Return each line containing the string "evolving".
[start Listed records]
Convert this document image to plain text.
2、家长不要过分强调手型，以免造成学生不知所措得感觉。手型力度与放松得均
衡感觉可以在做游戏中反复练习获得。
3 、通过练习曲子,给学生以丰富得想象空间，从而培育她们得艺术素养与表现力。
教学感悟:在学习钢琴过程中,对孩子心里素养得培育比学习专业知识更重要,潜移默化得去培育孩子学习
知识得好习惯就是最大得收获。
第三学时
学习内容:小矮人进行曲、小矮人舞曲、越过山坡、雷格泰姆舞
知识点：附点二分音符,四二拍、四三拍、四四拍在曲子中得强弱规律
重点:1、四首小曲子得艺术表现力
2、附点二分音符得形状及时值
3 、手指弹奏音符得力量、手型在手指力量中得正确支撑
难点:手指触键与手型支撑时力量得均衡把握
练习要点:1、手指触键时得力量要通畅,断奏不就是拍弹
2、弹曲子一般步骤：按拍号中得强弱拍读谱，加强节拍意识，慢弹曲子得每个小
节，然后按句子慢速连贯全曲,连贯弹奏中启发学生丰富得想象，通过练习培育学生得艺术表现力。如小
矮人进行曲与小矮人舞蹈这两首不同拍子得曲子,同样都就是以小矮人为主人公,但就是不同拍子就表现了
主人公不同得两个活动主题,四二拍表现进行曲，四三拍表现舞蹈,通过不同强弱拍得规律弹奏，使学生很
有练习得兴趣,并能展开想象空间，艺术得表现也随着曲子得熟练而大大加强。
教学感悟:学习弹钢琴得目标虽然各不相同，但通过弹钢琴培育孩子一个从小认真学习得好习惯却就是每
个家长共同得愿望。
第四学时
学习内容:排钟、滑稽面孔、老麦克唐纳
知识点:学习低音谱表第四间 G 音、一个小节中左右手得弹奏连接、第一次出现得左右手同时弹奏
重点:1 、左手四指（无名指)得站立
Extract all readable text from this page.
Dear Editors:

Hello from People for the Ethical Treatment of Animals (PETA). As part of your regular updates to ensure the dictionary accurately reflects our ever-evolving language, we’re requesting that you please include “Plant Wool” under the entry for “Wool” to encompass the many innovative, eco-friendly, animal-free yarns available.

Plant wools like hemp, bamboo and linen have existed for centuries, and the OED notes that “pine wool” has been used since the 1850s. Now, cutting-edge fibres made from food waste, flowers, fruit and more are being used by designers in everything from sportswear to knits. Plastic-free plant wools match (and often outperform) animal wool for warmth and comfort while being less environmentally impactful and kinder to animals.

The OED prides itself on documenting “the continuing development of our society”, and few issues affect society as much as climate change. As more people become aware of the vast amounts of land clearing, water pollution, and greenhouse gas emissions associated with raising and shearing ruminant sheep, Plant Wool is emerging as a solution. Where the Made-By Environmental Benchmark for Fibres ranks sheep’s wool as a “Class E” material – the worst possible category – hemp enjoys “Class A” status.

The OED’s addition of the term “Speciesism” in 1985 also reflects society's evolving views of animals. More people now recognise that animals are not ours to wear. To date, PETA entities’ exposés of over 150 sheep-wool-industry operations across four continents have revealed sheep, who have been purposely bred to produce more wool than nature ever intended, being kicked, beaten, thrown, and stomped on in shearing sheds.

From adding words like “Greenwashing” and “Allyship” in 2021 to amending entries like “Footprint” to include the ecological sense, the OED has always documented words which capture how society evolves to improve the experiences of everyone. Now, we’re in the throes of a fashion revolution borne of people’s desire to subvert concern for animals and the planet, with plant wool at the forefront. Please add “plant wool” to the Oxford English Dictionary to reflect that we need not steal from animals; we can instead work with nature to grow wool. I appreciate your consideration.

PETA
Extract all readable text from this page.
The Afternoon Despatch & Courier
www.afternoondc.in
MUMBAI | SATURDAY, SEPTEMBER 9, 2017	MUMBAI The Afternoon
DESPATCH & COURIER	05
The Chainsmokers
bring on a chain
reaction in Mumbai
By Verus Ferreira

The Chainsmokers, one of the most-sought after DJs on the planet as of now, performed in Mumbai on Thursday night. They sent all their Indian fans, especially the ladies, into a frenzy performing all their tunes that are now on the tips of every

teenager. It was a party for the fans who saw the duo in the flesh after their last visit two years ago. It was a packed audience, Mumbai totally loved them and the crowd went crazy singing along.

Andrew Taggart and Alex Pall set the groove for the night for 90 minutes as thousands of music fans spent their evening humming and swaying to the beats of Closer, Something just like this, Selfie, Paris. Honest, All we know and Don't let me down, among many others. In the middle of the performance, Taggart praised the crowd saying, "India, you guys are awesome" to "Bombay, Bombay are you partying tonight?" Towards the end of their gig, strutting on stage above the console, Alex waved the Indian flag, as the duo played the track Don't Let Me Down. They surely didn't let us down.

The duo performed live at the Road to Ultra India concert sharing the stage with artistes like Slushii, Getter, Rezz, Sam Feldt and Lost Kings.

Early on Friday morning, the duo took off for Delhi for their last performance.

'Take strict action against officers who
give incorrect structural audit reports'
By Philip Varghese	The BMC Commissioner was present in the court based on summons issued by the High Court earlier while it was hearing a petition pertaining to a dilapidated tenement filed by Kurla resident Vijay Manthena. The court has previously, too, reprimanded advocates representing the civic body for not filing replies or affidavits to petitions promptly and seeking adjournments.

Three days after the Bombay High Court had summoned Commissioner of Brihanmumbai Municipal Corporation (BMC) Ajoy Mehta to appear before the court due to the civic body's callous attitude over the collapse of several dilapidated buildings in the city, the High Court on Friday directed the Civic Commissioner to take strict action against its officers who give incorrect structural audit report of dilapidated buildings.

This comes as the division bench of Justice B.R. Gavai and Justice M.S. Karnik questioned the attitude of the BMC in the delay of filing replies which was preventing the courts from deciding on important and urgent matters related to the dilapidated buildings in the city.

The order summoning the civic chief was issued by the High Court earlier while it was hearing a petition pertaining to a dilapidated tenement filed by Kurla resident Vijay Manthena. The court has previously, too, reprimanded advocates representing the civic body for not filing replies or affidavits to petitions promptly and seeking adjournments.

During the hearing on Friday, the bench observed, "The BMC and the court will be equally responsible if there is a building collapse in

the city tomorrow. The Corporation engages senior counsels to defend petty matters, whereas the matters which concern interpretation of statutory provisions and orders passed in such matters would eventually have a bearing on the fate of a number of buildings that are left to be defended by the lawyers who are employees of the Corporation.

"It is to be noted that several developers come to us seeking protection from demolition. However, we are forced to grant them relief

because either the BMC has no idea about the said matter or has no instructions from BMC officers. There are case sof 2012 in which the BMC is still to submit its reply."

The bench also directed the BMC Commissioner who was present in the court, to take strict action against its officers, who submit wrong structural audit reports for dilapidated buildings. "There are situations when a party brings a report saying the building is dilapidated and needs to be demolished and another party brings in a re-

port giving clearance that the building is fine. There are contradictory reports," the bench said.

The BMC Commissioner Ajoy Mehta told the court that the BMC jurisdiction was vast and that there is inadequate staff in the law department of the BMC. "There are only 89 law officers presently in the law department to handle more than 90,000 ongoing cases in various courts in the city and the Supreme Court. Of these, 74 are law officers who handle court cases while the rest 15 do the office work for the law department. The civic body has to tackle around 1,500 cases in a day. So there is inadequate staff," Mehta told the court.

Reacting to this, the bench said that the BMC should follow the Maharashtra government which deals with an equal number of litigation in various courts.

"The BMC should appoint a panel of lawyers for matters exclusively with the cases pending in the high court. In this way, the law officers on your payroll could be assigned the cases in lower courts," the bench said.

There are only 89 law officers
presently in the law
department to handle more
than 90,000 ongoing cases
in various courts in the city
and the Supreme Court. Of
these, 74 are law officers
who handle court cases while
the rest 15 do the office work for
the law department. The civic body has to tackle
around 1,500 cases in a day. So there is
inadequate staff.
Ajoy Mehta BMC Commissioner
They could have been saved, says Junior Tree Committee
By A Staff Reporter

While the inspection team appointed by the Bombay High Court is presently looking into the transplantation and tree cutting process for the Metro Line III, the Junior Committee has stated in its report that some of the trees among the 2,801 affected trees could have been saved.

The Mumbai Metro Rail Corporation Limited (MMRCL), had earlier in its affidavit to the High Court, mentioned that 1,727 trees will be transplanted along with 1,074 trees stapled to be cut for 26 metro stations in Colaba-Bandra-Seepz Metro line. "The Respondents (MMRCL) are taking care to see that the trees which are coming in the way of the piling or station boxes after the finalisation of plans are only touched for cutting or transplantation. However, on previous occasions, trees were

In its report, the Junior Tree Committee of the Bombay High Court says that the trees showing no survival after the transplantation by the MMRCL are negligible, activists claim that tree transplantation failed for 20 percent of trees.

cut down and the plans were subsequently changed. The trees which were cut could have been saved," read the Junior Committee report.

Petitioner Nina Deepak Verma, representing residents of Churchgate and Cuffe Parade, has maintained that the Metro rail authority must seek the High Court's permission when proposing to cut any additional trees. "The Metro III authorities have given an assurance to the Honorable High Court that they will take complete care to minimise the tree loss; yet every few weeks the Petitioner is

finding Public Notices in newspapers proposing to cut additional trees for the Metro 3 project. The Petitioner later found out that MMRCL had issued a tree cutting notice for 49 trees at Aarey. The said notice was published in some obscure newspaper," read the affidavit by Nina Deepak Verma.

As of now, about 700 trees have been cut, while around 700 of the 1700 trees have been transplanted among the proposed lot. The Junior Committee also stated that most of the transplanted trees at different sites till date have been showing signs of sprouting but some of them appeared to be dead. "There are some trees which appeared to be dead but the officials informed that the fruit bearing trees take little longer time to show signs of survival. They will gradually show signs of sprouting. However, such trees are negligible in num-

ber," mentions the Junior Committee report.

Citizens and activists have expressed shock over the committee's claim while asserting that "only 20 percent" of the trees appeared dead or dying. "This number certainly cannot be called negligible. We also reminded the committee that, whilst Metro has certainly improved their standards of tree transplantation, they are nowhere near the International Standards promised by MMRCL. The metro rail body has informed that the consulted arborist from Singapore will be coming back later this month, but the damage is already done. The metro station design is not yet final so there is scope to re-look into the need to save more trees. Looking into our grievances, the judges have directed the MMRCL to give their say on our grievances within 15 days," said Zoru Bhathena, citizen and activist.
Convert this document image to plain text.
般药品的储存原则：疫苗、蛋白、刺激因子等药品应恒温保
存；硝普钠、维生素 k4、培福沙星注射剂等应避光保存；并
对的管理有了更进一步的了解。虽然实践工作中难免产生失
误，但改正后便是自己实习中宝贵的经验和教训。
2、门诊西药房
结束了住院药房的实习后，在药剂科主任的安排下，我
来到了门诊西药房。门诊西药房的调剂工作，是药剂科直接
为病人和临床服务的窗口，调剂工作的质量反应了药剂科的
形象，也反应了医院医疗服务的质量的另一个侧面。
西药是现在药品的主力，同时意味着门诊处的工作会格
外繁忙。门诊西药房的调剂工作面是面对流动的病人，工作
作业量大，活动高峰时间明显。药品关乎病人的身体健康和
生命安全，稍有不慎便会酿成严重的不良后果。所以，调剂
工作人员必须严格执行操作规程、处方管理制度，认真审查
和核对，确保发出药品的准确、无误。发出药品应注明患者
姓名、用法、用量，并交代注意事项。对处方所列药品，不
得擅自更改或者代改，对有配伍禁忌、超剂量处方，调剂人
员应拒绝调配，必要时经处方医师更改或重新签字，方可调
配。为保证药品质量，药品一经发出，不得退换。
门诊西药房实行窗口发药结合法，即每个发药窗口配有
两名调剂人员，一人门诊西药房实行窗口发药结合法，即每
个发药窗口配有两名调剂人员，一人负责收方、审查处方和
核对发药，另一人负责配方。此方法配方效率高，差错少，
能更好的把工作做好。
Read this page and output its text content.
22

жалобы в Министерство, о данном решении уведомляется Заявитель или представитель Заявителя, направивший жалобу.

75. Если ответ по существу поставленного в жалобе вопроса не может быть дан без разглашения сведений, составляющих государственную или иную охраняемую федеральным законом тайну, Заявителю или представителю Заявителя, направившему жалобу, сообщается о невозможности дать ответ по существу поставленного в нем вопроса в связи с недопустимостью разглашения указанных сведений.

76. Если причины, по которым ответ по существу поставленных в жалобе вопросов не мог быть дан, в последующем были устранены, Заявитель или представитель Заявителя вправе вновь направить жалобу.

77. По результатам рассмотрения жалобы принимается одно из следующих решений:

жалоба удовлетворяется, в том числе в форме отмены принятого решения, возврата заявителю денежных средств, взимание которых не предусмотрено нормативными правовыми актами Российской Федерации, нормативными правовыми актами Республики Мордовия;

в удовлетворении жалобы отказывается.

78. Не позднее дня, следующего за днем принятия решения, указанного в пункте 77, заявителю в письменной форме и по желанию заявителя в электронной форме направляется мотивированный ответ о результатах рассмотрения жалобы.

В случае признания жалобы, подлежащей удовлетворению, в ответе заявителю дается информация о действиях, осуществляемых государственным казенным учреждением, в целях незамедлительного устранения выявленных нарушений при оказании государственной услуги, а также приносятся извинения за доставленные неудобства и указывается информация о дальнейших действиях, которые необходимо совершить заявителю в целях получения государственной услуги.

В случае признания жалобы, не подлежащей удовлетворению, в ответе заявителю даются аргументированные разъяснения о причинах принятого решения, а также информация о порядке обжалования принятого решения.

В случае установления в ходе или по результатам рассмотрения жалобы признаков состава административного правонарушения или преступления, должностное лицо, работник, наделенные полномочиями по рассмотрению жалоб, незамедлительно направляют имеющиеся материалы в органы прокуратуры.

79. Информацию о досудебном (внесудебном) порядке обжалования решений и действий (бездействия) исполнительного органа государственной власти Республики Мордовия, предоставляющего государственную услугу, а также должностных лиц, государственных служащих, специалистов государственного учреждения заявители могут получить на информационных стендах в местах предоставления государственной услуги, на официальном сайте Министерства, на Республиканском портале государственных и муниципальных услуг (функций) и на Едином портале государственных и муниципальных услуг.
[end Listed records]
**Task solution**
Hello from People for the Ethical Treatment of Animals (PETA). As part of your regular updates to ensure the dictionary accurately reflects our ever-evolving language, we’re requesting that you please include “Plant Wool” under the entry for “Wool” to encompass the many innovative, eco-friendly, animal-free yarns available.
The OED’s addition of the term “Speciesism” in 1985 also reflects society's evolving views of animals. More people now recognise that animals are not ours to wear. To date, PETA entities’ exposés of over 150 sheep-wool-industry operations across four continents have revealed sheep, who have been purposely bred to produce more wool than nature ever intended, being kicked, beaten, thrown, and stomped on in shearing sheds.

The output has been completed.